[Challenge] Copy each line below in which the word "игре" occurs.
***** Input
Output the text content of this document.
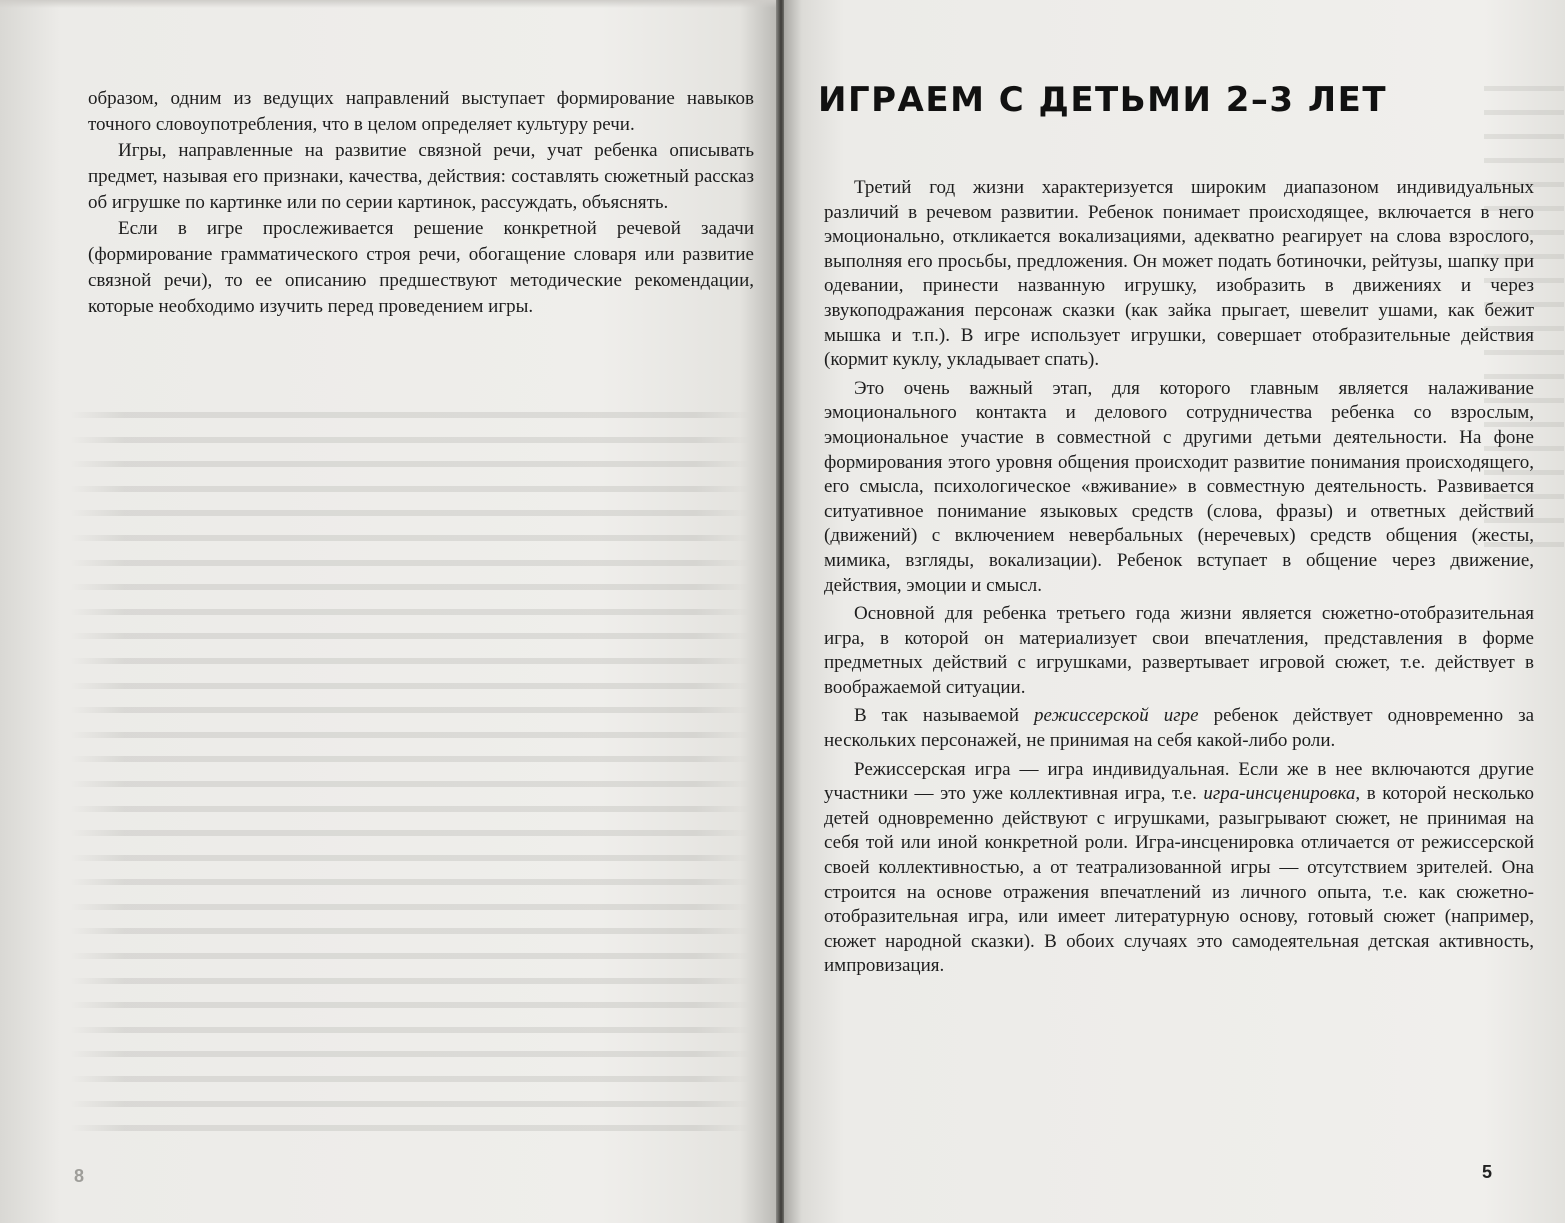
образом, одним из ведущих направлений выступает формирование навыков точного словоупотребления, что в целом определяет культуру речи.

Игры, направленные на развитие связной речи, учат ребенка описывать предмет, называя его признаки, качества, действия: составлять сюжетный рассказ об игрушке по картинке или по серии картинок, рассуждать, объяснять.

Если в игре прослеживается решение конкретной речевой задачи (формирование грамматического строя речи, обогащение словаря или развитие связной речи), то ее описанию предшествуют методические рекомендации, которые необходимо изучить перед проведением игры.

8
ИГРАЕМ С ДЕТЬМИ 2–3 ЛЕТ

Третий год жизни характеризуется широким диапазоном индивидуальных различий в речевом развитии. Ребенок понимает происходящее, включается в него эмоционально, откликается вокализациями, адекватно реагирует на слова взрослого, выполняя его просьбы, предложения. Он может подать ботиночки, рейтузы, шапку при одевании, принести названную игрушку, изобразить в движениях и через звукоподражания персонаж сказки (как зайка прыгает, шевелит ушами, как бежит мышка и т.п.). В игре использует игрушки, совершает отобразительные действия (кормит куклу, укладывает спать).

Это очень важный этап, для которого главным является налаживание эмоционального контакта и делового сотрудничества ребенка со взрослым, эмоциональное участие в совместной с другими детьми деятельности. На фоне формирования этого уровня общения происходит развитие понимания происходящего, его смысла, психологическое «вживание» в совместную деятельность. Развивается ситуативное понимание языковых средств (слова, фразы) и ответных действий (движений) с включением невербальных (неречевых) средств общения (жесты, мимика, взгляды, вокализации). Ребенок вступает в общение через движение, действия, эмоции и смысл.

Основной для ребенка третьего года жизни является сюжетно-отобразительная игра, в которой он материализует свои впечатления, представления в форме предметных действий с игрушками, развертывает игровой сюжет, т.е. действует в воображаемой ситуации.

В так называемой режиссерской игре ребенок действует одновременно за нескольких персонажей, не принимая на себя какой-либо роли.

Режиссерская игра — игра индивидуальная. Если же в нее включаются другие участники — это уже коллективная игра, т.е. игра-инсценировка, в которой несколько детей одновременно действуют с игрушками, разыгрывают сюжет, не принимая на себя той или иной конкретной роли. Игра-инсценировка отличается от режиссерской своей коллективностью, а от театрализованной игры — отсутствием зрителей. Она строится на основе отражения впечатлений из личного опыта, т.е. как сюжетно-отобразительная игра, или имеет литературную основу, готовый сюжет (например, сюжет народной сказки). В обоих случаях это самодеятельная детская активность, импровизация.

5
**********
[Output for this exercise]
Если в игре прослеживается решение конкретной речевой задачи (формирование грамматического строя речи, обогащение словаря или развитие связной речи), то ее описанию предшествуют методические рекомендации, которые необходимо изучить перед проведением игры.
Третий год жизни характеризуется широким диапазоном индивидуальных различий в речевом развитии. Ребенок понимает происходящее, включается в него эмоционально, откликается вокализациями, адекватно реагирует на слова взрослого, выполняя его просьбы, предложения. Он может подать ботиночки, рейтузы, шапку при одевании, принести названную игрушку, изобразить в движениях и через звукоподражания персонаж сказки (как зайка прыгает, шевелит ушами, как бежит мышка и т.п.). В игре использует игрушки, совершает отобразительные действия (кормит куклу, укладывает спать).
В так называемой режиссерской игре ребенок действует одновременно за нескольких персонажей, не принимая на себя какой-либо роли.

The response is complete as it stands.